De acordo com dados da Pesquisa Nacional por Amostra de Domicílios (Pnad) de 2005, divulgados este ano pelo Instituto Brasileiro de Geografia e Estatística (IBGE), a televisão está presente em 91,4% dos domicílios. O rádio, em 88%. O computador, em 18,6%. O computador com acesso à internet em apenas 13,7% dos domicílios pesquisados.

Pesquisas indicam que, em média, elas assistem à televisão quatro horas por dia. Tempo, muitas vezes, similar ao que é dedicado à escola. Por meio da tevê, as crianças estão expostas a um mundo de informações, conhecimentos e valores. Estão expostas a um veículo que utiliza linguagens criadoras de significados sobre o mundo em que vivem.

As crianças têm acesso a tudo: novelas, seriados, programas de humor, de auditório, reality shows, telejornais, entrevistas, comerciais… Mas, em geral, os programas prediletos não são aqueles produzidos e destinados para sua faixa etária. Mesmo porque a programação dirigida ao público infantil, no Brasil e em toda a América Latina, não ultrapassa 10% do total da grade de programação. As crianças assistem a programas produzidos para os adultos, principalmente, à noite, quando a família está em casa e o controle remoto é comandado pelos pais, responsáveis ou irmãos mais velhos.

Neste cenário, a televisão rompe com a separação entre o mundo adulto e o infantil. Dentre outras consequências, os conteúdos televisivos acabam de certa forma estimulando e instigando uma antecipação da vida adulta, seja no modo de vestir e no linguajar. Seja no consumo e nos valores. Seja no comportamento e nos desejos. As crianças falam de dieta, de cirurgia plástica, de dinheiro, de beleza, de conquistas amorosas, de intrigas e traições. Psicólogos afirmam que a sociedade está diante de uma infância mais esperta e atenta, e muito pouco ingênua.

Espaço e tempo de organização e sistematização do conhecimento, a escola e seus professores reconhecem o lugar de destaque que a televisão ocupa na sociedade contemporânea. Sabem que seus alunos – crianças e jovens – se informam, se educam e, em grande medida, se divertem por meio dela.

Tradicionalmente constituídas sob a égide da linguagem escrita e por uma retórica pedagógica que privilegia a leitura e esta mesma escrita dos seus alunos, algumas escolas ainda não veem as imagens, em particular a TV, como parte da realidade e do contexto de seus estudantes. O fascínio, o discurso, a mensagem e a imagem da tevê não são trabalhados, analisados e debatidos pelas crianças junto aos seus professores. Em muitas unidades escolares, a TV está presente apenas como um suporte físico, utilizado para reproduzir vídeos e/ou documentários educativos. Um simples apoio didático. Tal postura só faz aumentar o distanciamento entre as crianças e as escolas.

****************

EXERCÍCIOS PROPOSTOS:
1. Segundo o trecho sobre a televisão e a infância, em que porcentagem dos domicílios a televisão estava presente de acordo com a Pnad de 2005?
2. Por favor, reescreva toda a listagem abaixo trocando "elements" por "items" e mantendo o resto igual. Deixe as imagens de fora da resposta.
O trecho acima não tem nenhuma relação com a listagem.

****************

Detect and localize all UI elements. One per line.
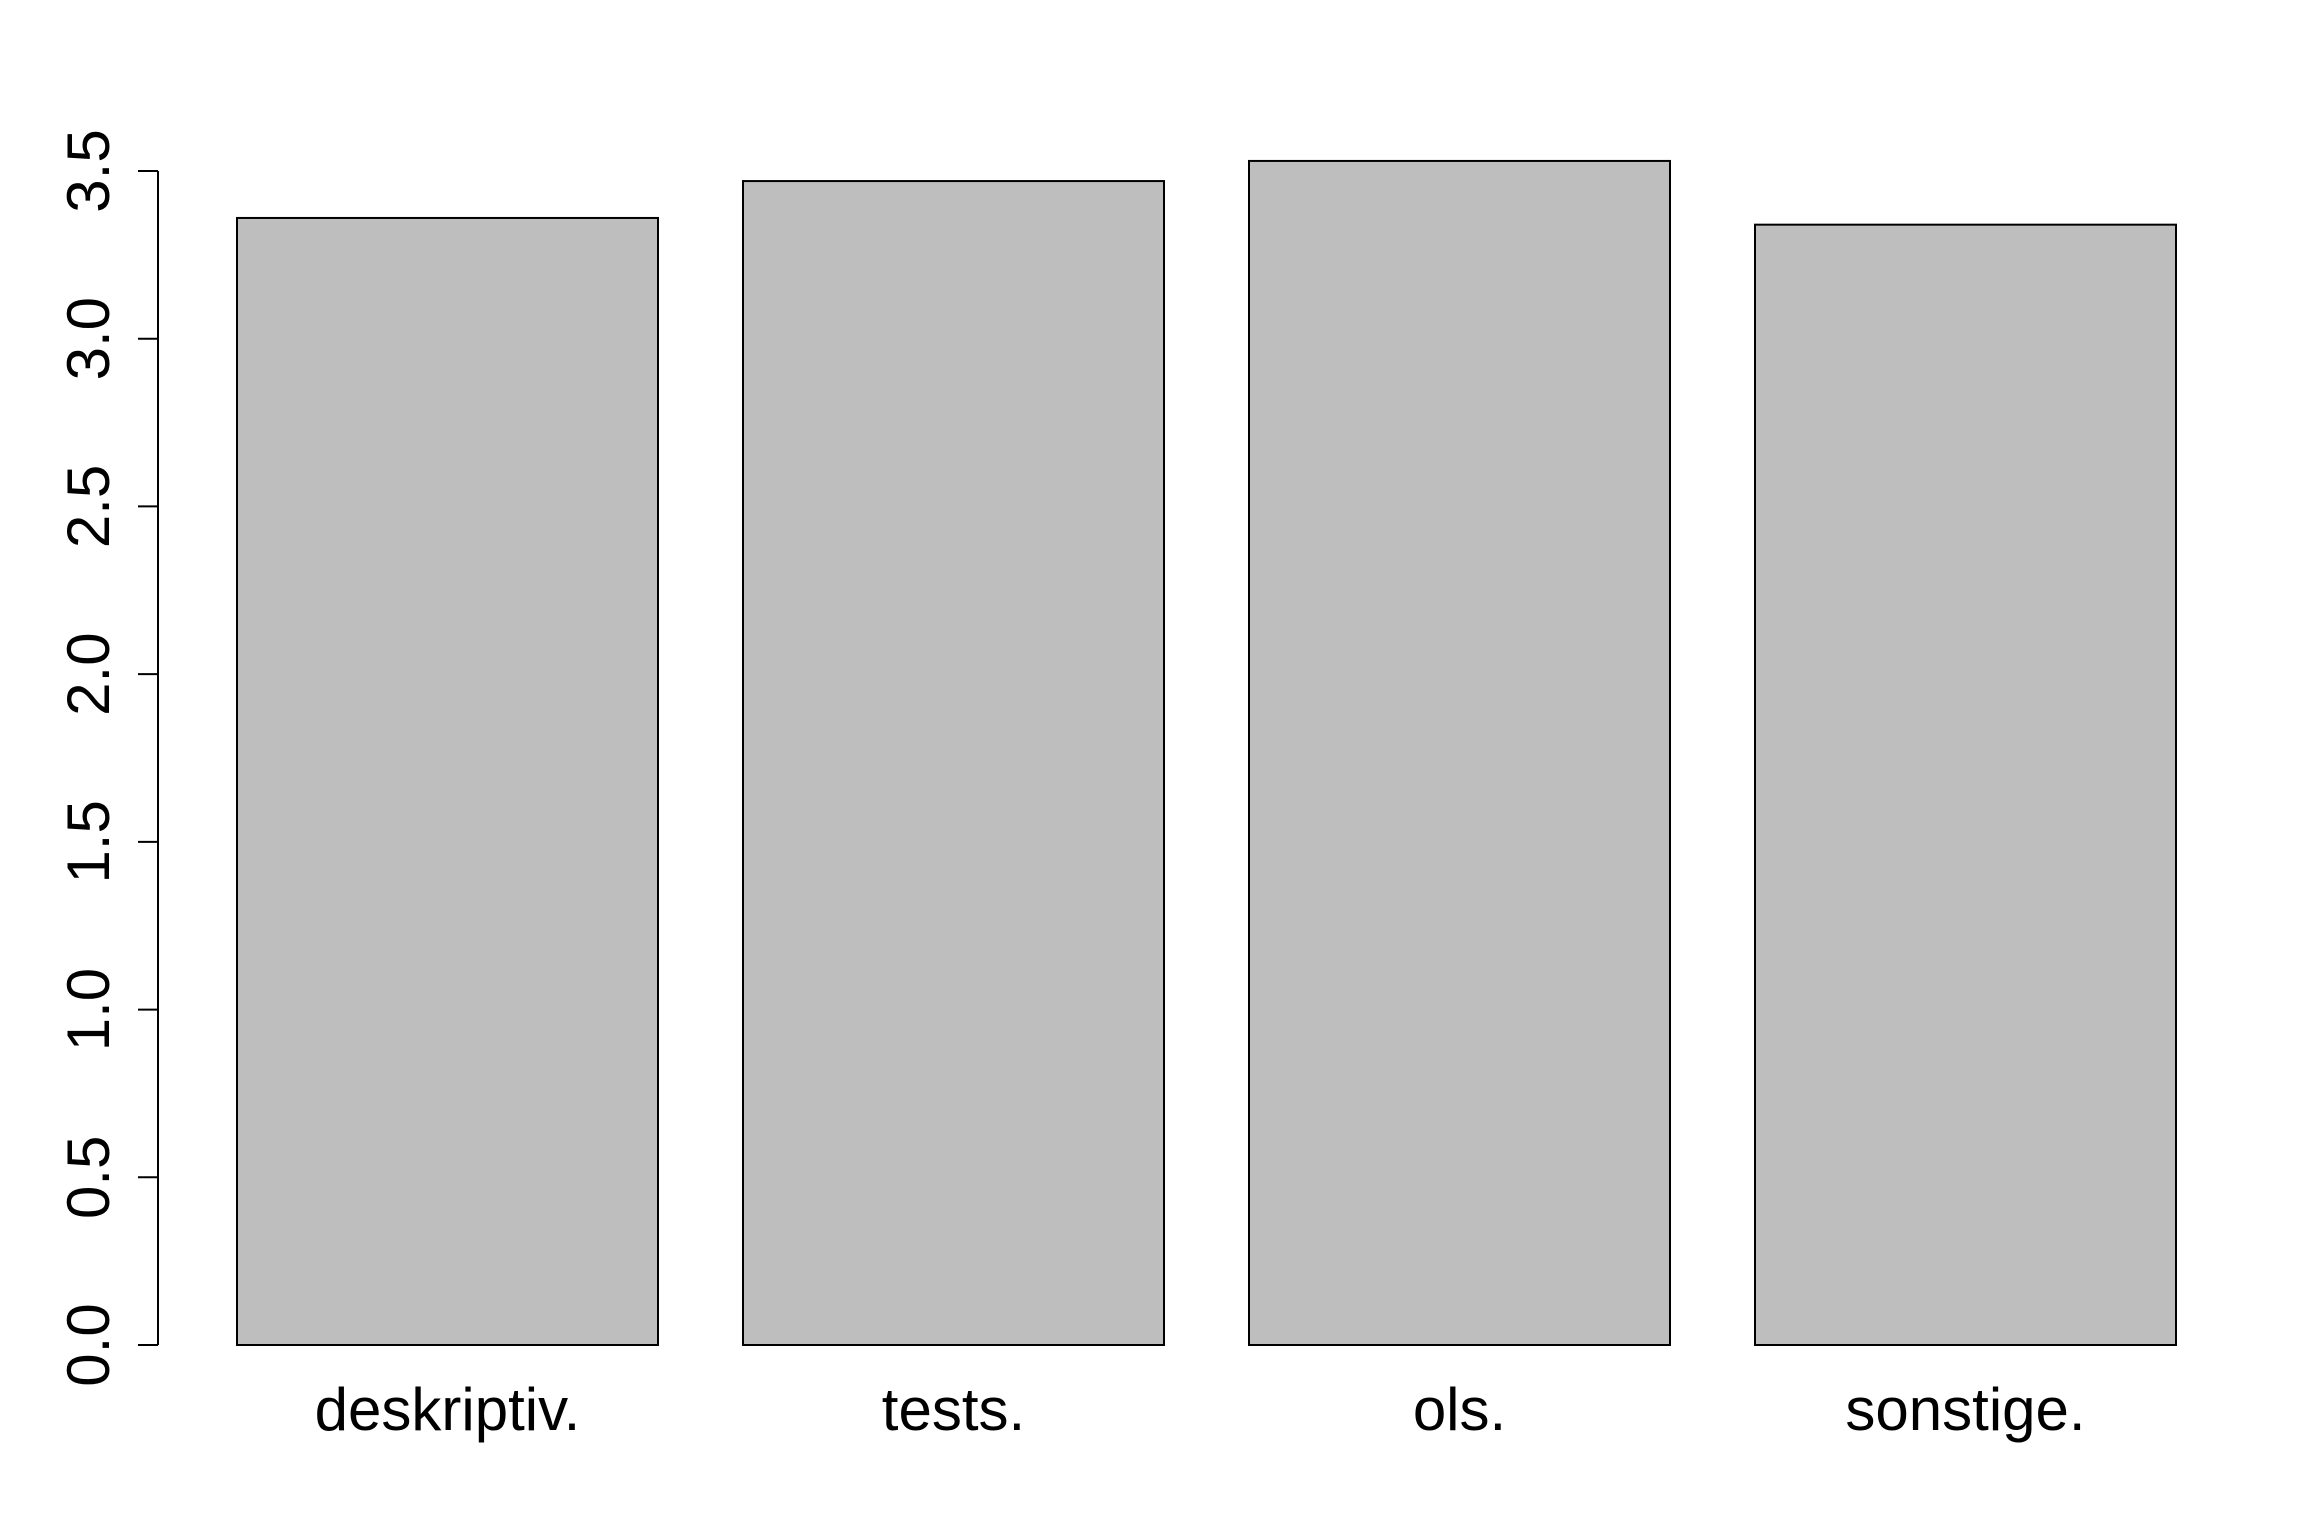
bar-tests: [742, 180, 1165, 1346]
x-category-label: ols.: [1413, 1376, 1506, 1443]
y-tick-label: 0.0: [55, 1303, 122, 1386]
bar-deskriptiv: [236, 216, 659, 1347]
y-tick-label: 3.0: [55, 297, 122, 380]
y-tick-label: 2.0: [55, 632, 122, 715]
y-axis: 0.0 0.5 1.0 1.5 2.0 2.5 3.0 3.5: [55, 129, 159, 1387]
y-tick-label: 1.0: [55, 968, 122, 1051]
y-tick-label: 0.5: [55, 1136, 122, 1219]
x-category-label: tests.: [882, 1376, 1025, 1443]
bar-ols: [1248, 159, 1671, 1347]
bar-sonstige: [1754, 223, 2177, 1346]
x-category-label: sonstige.: [1845, 1376, 2085, 1443]
bars-group: [236, 159, 2177, 1347]
y-tick-label: 3.5: [55, 129, 122, 212]
y-tick-label: 2.5: [55, 465, 122, 548]
y-tick-label: 1.5: [55, 800, 122, 883]
x-axis-labels: deskriptiv. tests. ols. sonstige.: [315, 1376, 2086, 1443]
x-category-label: deskriptiv.: [315, 1376, 581, 1443]
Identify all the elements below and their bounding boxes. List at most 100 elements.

****************

RESPOSTAS ESCRITAS:
1. Em 91,4% dos domicílios.

2.
Detect and localize all UI items. One per line.
bar-tests: [742, 180, 1165, 1346]
x-category-label: ols.: [1413, 1376, 1506, 1443]
y-tick-label: 0.0: [55, 1303, 122, 1386]
bar-deskriptiv: [236, 216, 659, 1347]
y-tick-label: 3.0: [55, 297, 122, 380]
y-tick-label: 2.0: [55, 632, 122, 715]
y-axis: 0.0 0.5 1.0 1.5 2.0 2.5 3.0 3.5: [55, 129, 159, 1387]
y-tick-label: 1.0: [55, 968, 122, 1051]
y-tick-label: 0.5: [55, 1136, 122, 1219]
x-category-label: tests.: [882, 1376, 1025, 1443]
bar-ols: [1248, 159, 1671, 1347]
bar-sonstige: [1754, 223, 2177, 1346]
x-category-label: sonstige.: [1845, 1376, 2085, 1443]
bars-group: [236, 159, 2177, 1347]
y-tick-label: 3.5: [55, 129, 122, 212]
y-tick-label: 2.5: [55, 465, 122, 548]
y-tick-label: 1.5: [55, 800, 122, 883]
x-axis-labels: deskriptiv. tests. ols. sonstige.: [315, 1376, 2086, 1443]
x-category-label: deskriptiv.: [315, 1376, 581, 1443]
Identify all the items below and their bounding boxes. List at most 100 items.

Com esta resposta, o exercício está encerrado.